--- Data provided ---

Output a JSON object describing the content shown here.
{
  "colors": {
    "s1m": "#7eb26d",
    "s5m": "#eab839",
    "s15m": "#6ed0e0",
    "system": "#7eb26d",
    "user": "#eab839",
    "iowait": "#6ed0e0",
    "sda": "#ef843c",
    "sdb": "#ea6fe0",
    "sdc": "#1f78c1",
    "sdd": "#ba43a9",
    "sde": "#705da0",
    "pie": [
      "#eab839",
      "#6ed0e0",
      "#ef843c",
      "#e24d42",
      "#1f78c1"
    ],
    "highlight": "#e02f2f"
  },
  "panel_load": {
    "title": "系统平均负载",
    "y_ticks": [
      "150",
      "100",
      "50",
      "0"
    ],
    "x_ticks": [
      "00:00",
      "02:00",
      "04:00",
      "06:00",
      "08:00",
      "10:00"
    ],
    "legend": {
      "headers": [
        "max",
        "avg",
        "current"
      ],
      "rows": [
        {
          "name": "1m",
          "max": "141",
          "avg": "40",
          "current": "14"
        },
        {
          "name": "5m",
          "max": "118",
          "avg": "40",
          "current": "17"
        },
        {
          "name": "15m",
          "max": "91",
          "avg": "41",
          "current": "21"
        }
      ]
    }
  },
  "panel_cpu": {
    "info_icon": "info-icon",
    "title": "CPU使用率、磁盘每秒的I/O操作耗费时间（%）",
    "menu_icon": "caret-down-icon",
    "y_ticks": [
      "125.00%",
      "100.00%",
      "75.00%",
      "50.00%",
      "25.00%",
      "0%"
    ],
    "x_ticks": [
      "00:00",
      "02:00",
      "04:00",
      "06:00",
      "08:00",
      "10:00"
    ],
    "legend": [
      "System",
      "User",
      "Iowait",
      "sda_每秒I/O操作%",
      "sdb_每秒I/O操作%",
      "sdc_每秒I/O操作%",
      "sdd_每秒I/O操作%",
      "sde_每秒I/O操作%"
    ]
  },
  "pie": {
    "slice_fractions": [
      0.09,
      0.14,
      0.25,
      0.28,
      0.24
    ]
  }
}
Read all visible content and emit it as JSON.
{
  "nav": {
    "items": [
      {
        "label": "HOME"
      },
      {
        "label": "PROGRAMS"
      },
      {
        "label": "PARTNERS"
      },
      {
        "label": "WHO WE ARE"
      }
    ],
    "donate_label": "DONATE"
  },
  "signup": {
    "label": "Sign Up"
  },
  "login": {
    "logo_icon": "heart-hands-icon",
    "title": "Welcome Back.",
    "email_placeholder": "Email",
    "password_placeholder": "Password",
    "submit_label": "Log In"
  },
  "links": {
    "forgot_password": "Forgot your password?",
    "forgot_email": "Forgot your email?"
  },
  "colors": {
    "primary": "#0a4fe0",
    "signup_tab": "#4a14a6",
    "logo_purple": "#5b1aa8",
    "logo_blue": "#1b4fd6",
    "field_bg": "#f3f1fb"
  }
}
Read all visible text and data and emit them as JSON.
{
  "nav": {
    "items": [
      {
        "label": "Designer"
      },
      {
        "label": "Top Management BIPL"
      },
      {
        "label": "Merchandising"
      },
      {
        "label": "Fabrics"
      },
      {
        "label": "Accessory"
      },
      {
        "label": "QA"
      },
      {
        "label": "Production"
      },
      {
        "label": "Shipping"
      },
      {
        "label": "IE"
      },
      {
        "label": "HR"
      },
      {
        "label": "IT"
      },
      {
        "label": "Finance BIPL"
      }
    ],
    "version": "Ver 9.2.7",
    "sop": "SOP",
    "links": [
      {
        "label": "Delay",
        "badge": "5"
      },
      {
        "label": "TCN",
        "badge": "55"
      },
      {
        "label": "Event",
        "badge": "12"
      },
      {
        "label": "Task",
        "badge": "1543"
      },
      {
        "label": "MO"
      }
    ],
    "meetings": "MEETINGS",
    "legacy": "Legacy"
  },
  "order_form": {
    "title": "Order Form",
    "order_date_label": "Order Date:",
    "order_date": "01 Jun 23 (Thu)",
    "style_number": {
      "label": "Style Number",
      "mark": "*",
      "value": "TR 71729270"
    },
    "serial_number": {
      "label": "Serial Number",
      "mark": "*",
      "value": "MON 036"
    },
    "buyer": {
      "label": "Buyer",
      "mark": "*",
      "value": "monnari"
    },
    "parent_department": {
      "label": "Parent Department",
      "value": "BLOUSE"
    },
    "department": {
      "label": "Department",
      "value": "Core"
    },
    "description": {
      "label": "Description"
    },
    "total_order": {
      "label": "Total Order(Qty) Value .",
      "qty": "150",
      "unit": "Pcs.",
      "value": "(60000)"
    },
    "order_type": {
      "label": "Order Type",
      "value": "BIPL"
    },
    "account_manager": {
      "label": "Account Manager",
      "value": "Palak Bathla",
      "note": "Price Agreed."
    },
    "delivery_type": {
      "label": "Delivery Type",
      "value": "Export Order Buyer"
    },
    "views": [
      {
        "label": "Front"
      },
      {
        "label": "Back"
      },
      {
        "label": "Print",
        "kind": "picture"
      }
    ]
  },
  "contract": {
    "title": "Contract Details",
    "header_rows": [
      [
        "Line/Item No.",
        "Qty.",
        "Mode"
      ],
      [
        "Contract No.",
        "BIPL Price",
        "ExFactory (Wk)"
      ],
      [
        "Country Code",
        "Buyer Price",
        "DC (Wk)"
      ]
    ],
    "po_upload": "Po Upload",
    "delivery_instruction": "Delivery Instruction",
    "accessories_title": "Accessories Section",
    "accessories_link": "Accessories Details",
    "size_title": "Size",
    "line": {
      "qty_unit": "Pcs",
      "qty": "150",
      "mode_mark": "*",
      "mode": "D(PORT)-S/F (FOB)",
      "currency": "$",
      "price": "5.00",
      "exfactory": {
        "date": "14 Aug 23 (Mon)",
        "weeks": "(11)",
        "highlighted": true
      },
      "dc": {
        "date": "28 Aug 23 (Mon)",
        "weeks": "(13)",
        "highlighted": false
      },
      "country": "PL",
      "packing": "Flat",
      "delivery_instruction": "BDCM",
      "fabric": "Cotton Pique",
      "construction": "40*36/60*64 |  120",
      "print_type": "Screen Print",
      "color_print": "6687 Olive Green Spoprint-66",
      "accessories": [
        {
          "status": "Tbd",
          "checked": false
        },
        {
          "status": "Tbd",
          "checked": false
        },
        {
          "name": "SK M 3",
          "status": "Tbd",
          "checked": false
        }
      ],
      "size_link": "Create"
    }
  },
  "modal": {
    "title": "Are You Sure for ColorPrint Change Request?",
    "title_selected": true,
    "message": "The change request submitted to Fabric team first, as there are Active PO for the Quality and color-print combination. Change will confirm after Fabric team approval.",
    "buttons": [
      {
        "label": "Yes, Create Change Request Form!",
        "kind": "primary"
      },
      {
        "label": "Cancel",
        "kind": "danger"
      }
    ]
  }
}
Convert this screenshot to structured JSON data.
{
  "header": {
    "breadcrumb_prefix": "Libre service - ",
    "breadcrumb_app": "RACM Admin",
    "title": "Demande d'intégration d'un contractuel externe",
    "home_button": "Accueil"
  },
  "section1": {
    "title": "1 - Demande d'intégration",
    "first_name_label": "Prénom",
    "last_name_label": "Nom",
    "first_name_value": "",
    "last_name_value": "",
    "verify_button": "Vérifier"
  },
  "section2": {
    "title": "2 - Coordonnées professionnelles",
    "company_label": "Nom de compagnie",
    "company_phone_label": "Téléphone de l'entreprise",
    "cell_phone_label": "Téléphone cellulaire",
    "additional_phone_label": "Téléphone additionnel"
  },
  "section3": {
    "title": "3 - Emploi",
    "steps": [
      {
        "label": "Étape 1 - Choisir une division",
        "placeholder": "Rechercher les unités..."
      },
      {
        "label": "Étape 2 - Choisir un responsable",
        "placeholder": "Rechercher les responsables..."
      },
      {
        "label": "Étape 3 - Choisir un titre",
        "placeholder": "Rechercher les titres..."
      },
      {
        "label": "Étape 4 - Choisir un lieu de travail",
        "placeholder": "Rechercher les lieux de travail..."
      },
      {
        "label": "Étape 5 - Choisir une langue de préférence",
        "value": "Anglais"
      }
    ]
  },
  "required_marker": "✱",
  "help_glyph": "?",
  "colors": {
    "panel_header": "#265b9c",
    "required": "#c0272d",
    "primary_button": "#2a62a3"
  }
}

---

[Exercise directions] Give the count of lines in the listing that hold the word "content", with no other text.

[Response below] 2